▶ _Exercise instructions_: Return the listing word for word, as given.

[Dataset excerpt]
┄┄┄┄┄┄

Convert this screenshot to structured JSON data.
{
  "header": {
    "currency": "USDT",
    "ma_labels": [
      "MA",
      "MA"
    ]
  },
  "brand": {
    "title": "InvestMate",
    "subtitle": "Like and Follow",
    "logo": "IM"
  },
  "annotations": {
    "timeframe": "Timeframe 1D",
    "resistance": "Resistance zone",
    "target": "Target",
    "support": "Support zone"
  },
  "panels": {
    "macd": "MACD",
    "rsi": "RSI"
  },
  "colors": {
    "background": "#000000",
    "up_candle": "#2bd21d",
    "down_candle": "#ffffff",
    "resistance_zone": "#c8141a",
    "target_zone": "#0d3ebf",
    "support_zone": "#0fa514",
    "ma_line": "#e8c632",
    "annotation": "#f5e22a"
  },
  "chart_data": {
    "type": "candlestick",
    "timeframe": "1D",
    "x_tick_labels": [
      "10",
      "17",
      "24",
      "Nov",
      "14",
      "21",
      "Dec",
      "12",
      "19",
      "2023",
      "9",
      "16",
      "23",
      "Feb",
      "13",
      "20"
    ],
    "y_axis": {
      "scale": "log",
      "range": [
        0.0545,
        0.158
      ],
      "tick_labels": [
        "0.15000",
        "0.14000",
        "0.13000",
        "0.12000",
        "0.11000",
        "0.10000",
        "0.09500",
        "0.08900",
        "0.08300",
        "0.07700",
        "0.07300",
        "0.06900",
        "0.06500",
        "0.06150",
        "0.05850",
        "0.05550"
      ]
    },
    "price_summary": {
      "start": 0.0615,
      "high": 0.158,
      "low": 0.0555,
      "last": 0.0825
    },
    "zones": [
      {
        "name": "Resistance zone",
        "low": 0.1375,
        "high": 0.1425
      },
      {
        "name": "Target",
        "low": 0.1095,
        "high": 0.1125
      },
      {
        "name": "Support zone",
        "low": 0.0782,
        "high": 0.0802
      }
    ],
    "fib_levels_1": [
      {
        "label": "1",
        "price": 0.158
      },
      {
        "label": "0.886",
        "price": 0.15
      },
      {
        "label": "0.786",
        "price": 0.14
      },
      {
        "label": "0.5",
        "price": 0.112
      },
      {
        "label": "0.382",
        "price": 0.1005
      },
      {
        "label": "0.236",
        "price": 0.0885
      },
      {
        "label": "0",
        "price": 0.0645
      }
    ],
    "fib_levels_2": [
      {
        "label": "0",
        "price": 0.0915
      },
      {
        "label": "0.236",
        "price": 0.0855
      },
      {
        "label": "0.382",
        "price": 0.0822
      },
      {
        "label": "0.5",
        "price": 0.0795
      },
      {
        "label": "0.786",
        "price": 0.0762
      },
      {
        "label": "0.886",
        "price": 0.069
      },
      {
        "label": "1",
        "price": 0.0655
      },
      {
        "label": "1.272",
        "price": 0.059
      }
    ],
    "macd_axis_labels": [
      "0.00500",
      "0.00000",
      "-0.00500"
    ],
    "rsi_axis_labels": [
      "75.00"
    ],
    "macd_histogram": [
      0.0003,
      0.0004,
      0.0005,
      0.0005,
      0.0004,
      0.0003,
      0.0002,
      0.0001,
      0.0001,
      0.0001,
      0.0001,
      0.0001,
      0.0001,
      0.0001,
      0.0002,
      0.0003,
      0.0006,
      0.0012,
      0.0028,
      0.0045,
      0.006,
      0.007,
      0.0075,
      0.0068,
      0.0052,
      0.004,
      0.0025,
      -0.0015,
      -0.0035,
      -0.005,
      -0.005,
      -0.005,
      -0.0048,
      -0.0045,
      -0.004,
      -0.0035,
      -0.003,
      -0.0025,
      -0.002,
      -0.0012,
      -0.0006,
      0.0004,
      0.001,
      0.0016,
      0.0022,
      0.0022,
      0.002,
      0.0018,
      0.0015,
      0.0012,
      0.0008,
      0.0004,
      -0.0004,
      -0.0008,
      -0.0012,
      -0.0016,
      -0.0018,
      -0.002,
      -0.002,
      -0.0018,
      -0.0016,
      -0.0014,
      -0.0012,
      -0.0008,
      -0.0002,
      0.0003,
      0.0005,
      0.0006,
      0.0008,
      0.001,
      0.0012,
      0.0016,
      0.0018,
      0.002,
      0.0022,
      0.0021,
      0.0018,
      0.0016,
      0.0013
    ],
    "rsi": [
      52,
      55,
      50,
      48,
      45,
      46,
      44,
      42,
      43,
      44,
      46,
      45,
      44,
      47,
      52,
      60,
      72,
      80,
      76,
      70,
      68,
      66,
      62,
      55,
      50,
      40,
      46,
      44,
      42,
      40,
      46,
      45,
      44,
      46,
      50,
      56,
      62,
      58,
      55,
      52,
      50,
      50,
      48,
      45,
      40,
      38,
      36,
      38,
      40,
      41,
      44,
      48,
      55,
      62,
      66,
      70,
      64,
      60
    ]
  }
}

┄┄┄┄┄┄

▶ _Written response_:
Convert this screenshot to structured JSON data.
{
  "header": {
    "currency": "USDT",
    "ma_labels": [
      "MA",
      "MA"
    ]
  },
  "brand": {
    "title": "InvestMate",
    "subtitle": "Like and Follow",
    "logo": "IM"
  },
  "annotations": {
    "timeframe": "Timeframe 1D",
    "resistance": "Resistance zone",
    "target": "Target",
    "support": "Support zone"
  },
  "panels": {
    "macd": "MACD",
    "rsi": "RSI"
  },
  "colors": {
    "background": "#000000",
    "up_candle": "#2bd21d",
    "down_candle": "#ffffff",
    "resistance_zone": "#c8141a",
    "target_zone": "#0d3ebf",
    "support_zone": "#0fa514",
    "ma_line": "#e8c632",
    "annotation": "#f5e22a"
  },
  "chart_data": {
    "type": "candlestick",
    "timeframe": "1D",
    "x_tick_labels": [
      "10",
      "17",
      "24",
      "Nov",
      "14",
      "21",
      "Dec",
      "12",
      "19",
      "2023",
      "9",
      "16",
      "23",
      "Feb",
      "13",
      "20"
    ],
    "y_axis": {
      "scale": "log",
      "range": [
        0.0545,
        0.158
      ],
      "tick_labels": [
        "0.15000",
        "0.14000",
        "0.13000",
        "0.12000",
        "0.11000",
        "0.10000",
        "0.09500",
        "0.08900",
        "0.08300",
        "0.07700",
        "0.07300",
        "0.06900",
        "0.06500",
        "0.06150",
        "0.05850",
        "0.05550"
      ]
    },
    "price_summary": {
      "start": 0.0615,
      "high": 0.158,
      "low": 0.0555,
      "last": 0.0825
    },
    "zones": [
      {
        "name": "Resistance zone",
        "low": 0.1375,
        "high": 0.1425
      },
      {
        "name": "Target",
        "low": 0.1095,
        "high": 0.1125
      },
      {
        "name": "Support zone",
        "low": 0.0782,
        "high": 0.0802
      }
    ],
    "fib_levels_1": [
      {
        "label": "1",
        "price": 0.158
      },
      {
        "label": "0.886",
        "price": 0.15
      },
      {
        "label": "0.786",
        "price": 0.14
      },
      {
        "label": "0.5",
        "price": 0.112
      },
      {
        "label": "0.382",
        "price": 0.1005
      },
      {
        "label": "0.236",
        "price": 0.0885
      },
      {
        "label": "0",
        "price": 0.0645
      }
    ],
    "fib_levels_2": [
      {
        "label": "0",
        "price": 0.0915
      },
      {
        "label": "0.236",
        "price": 0.0855
      },
      {
        "label": "0.382",
        "price": 0.0822
      },
      {
        "label": "0.5",
        "price": 0.0795
      },
      {
        "label": "0.786",
        "price": 0.0762
      },
      {
        "label": "0.886",
        "price": 0.069
      },
      {
        "label": "1",
        "price": 0.0655
      },
      {
        "label": "1.272",
        "price": 0.059
      }
    ],
    "macd_axis_labels": [
      "0.00500",
      "0.00000",
      "-0.00500"
    ],
    "rsi_axis_labels": [
      "75.00"
    ],
    "macd_histogram": [
      0.0003,
      0.0004,
      0.0005,
      0.0005,
      0.0004,
      0.0003,
      0.0002,
      0.0001,
      0.0001,
      0.0001,
      0.0001,
      0.0001,
      0.0001,
      0.0001,
      0.0002,
      0.0003,
      0.0006,
      0.0012,
      0.0028,
      0.0045,
      0.006,
      0.007,
      0.0075,
      0.0068,
      0.0052,
      0.004,
      0.0025,
      -0.0015,
      -0.0035,
      -0.005,
      -0.005,
      -0.005,
      -0.0048,
      -0.0045,
      -0.004,
      -0.0035,
      -0.003,
      -0.0025,
      -0.002,
      -0.0012,
      -0.0006,
      0.0004,
      0.001,
      0.0016,
      0.0022,
      0.0022,
      0.002,
      0.0018,
      0.0015,
      0.0012,
      0.0008,
      0.0004,
      -0.0004,
      -0.0008,
      -0.0012,
      -0.0016,
      -0.0018,
      -0.002,
      -0.002,
      -0.0018,
      -0.0016,
      -0.0014,
      -0.0012,
      -0.0008,
      -0.0002,
      0.0003,
      0.0005,
      0.0006,
      0.0008,
      0.001,
      0.0012,
      0.0016,
      0.0018,
      0.002,
      0.0022,
      0.0021,
      0.0018,
      0.0016,
      0.0013
    ],
    "rsi": [
      52,
      55,
      50,
      48,
      45,
      46,
      44,
      42,
      43,
      44,
      46,
      45,
      44,
      47,
      52,
      60,
      72,
      80,
      76,
      70,
      68,
      66,
      62,
      55,
      50,
      40,
      46,
      44,
      42,
      40,
      46,
      45,
      44,
      46,
      50,
      56,
      62,
      58,
      55,
      52,
      50,
      50,
      48,
      45,
      40,
      38,
      36,
      38,
      40,
      41,
      44,
      48,
      55,
      62,
      66,
      70,
      64,
      60
    ]
  }
}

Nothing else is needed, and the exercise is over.